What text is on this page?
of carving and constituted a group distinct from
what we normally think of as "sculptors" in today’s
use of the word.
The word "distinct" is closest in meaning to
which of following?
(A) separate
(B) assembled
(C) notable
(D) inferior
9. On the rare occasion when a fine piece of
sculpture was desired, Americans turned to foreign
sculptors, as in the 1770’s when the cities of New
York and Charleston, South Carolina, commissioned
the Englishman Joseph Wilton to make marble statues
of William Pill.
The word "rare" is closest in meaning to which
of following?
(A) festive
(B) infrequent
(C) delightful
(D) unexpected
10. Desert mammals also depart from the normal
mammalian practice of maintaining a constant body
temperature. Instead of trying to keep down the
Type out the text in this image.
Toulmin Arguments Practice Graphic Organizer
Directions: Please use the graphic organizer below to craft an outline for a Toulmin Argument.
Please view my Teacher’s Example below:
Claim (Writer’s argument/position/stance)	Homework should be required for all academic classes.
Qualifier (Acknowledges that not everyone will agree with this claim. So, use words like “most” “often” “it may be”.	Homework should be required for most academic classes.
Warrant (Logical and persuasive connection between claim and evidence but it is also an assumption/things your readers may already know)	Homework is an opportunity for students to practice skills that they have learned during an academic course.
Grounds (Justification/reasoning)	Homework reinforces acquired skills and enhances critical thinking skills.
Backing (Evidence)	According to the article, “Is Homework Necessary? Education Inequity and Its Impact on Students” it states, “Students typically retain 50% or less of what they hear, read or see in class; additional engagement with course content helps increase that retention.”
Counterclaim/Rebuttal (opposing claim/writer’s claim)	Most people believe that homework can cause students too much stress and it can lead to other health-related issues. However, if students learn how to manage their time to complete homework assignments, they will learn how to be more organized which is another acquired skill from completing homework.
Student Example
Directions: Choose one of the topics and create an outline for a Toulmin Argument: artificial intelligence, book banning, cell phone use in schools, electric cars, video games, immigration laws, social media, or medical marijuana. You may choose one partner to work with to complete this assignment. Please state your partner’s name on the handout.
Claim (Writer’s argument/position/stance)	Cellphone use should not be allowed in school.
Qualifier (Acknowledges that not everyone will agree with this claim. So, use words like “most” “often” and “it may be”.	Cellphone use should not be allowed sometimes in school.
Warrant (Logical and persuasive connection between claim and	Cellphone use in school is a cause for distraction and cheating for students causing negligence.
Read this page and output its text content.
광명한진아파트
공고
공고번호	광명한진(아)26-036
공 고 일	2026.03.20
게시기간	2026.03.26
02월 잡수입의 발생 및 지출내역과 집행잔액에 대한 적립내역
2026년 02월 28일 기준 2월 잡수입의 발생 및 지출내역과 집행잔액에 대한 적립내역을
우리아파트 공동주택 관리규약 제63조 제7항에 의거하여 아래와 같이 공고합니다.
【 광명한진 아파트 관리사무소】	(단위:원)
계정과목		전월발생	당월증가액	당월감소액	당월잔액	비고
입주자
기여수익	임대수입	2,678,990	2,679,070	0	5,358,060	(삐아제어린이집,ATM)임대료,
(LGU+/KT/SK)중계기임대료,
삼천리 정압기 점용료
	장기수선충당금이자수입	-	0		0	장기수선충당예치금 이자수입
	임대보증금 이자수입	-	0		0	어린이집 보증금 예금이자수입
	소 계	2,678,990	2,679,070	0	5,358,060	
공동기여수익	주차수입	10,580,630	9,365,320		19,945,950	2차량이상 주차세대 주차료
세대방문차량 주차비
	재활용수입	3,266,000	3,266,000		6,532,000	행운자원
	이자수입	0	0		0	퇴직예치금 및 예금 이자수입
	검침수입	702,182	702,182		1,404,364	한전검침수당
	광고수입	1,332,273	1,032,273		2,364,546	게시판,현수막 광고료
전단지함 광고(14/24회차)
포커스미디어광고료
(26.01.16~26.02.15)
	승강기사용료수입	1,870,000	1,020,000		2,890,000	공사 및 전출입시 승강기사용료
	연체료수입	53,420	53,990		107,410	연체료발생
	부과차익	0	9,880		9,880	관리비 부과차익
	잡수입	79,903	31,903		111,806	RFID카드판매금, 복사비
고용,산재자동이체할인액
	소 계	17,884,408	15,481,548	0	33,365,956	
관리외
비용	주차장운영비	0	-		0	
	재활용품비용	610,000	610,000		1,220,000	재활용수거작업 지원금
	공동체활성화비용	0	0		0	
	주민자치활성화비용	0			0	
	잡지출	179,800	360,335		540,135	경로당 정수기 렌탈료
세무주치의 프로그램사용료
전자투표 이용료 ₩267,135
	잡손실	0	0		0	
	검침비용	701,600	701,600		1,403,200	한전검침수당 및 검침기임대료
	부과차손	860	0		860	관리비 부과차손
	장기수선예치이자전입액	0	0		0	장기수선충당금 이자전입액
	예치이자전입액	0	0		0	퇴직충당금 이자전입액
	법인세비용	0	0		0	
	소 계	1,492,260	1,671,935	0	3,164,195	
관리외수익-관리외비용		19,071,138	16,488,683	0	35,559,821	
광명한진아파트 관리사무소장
■ ■ ■ ■ ■ ■ ■
EXERCISE: Please repeat the listing above in full and exactly.

SOLUTION FOR THIS PROBLEM:
What text is on this page?
of carving and constituted a group distinct from
what we normally think of as "sculptors" in today’s
use of the word.
The word "distinct" is closest in meaning to
which of following?
(A) separate
(B) assembled
(C) notable
(D) inferior
9. On the rare occasion when a fine piece of
sculpture was desired, Americans turned to foreign
sculptors, as in the 1770’s when the cities of New
York and Charleston, South Carolina, commissioned
the Englishman Joseph Wilton to make marble statues
of William Pill.
The word "rare" is closest in meaning to which
of following?
(A) festive
(B) infrequent
(C) delightful
(D) unexpected
10. Desert mammals also depart from the normal
mammalian practice of maintaining a constant body
temperature. Instead of trying to keep down the
Type out the text in this image.
Toulmin Arguments Practice Graphic Organizer
Directions: Please use the graphic organizer below to craft an outline for a Toulmin Argument.
Please view my Teacher’s Example below:
Claim (Writer’s argument/position/stance)	Homework should be required for all academic classes.
Qualifier (Acknowledges that not everyone will agree with this claim. So, use words like “most” “often” “it may be”.	Homework should be required for most academic classes.
Warrant (Logical and persuasive connection between claim and evidence but it is also an assumption/things your readers may already know)	Homework is an opportunity for students to practice skills that they have learned during an academic course.
Grounds (Justification/reasoning)	Homework reinforces acquired skills and enhances critical thinking skills.
Backing (Evidence)	According to the article, “Is Homework Necessary? Education Inequity and Its Impact on Students” it states, “Students typically retain 50% or less of what they hear, read or see in class; additional engagement with course content helps increase that retention.”
Counterclaim/Rebuttal (opposing claim/writer’s claim)	Most people believe that homework can cause students too much stress and it can lead to other health-related issues. However, if students learn how to manage their time to complete homework assignments, they will learn how to be more organized which is another acquired skill from completing homework.
Student Example
Directions: Choose one of the topics and create an outline for a Toulmin Argument: artificial intelligence, book banning, cell phone use in schools, electric cars, video games, immigration laws, social media, or medical marijuana. You may choose one partner to work with to complete this assignment. Please state your partner’s name on the handout.
Claim (Writer’s argument/position/stance)	Cellphone use should not be allowed in school.
Qualifier (Acknowledges that not everyone will agree with this claim. So, use words like “most” “often” and “it may be”.	Cellphone use should not be allowed sometimes in school.
Warrant (Logical and persuasive connection between claim and	Cellphone use in school is a cause for distraction and cheating for students causing negligence.
Read this page and output its text content.
광명한진아파트
공고
공고번호	광명한진(아)26-036
공 고 일	2026.03.20
게시기간	2026.03.26
02월 잡수입의 발생 및 지출내역과 집행잔액에 대한 적립내역
2026년 02월 28일 기준 2월 잡수입의 발생 및 지출내역과 집행잔액에 대한 적립내역을
우리아파트 공동주택 관리규약 제63조 제7항에 의거하여 아래와 같이 공고합니다.
【 광명한진 아파트 관리사무소】	(단위:원)
계정과목		전월발생	당월증가액	당월감소액	당월잔액	비고
입주자
기여수익	임대수입	2,678,990	2,679,070	0	5,358,060	(삐아제어린이집,ATM)임대료,
(LGU+/KT/SK)중계기임대료,
삼천리 정압기 점용료
	장기수선충당금이자수입	-	0		0	장기수선충당예치금 이자수입
	임대보증금 이자수입	-	0		0	어린이집 보증금 예금이자수입
	소 계	2,678,990	2,679,070	0	5,358,060	
공동기여수익	주차수입	10,580,630	9,365,320		19,945,950	2차량이상 주차세대 주차료
세대방문차량 주차비
	재활용수입	3,266,000	3,266,000		6,532,000	행운자원
	이자수입	0	0		0	퇴직예치금 및 예금 이자수입
	검침수입	702,182	702,182		1,404,364	한전검침수당
	광고수입	1,332,273	1,032,273		2,364,546	게시판,현수막 광고료
전단지함 광고(14/24회차)
포커스미디어광고료
(26.01.16~26.02.15)
	승강기사용료수입	1,870,000	1,020,000		2,890,000	공사 및 전출입시 승강기사용료
	연체료수입	53,420	53,990		107,410	연체료발생
	부과차익	0	9,880		9,880	관리비 부과차익
	잡수입	79,903	31,903		111,806	RFID카드판매금, 복사비
고용,산재자동이체할인액
	소 계	17,884,408	15,481,548	0	33,365,956	
관리외
비용	주차장운영비	0	-		0	
	재활용품비용	610,000	610,000		1,220,000	재활용수거작업 지원금
	공동체활성화비용	0	0		0	
	주민자치활성화비용	0			0	
	잡지출	179,800	360,335		540,135	경로당 정수기 렌탈료
세무주치의 프로그램사용료
전자투표 이용료 ₩267,135
	잡손실	0	0		0	
	검침비용	701,600	701,600		1,403,200	한전검침수당 및 검침기임대료
	부과차손	860	0		860	관리비 부과차손
	장기수선예치이자전입액	0	0		0	장기수선충당금 이자전입액
	예치이자전입액	0	0		0	퇴직충당금 이자전입액
	법인세비용	0	0		0	
	소 계	1,492,260	1,671,935	0	3,164,195	
관리외수익-관리외비용		19,071,138	16,488,683	0	35,559,821	
광명한진아파트 관리사무소장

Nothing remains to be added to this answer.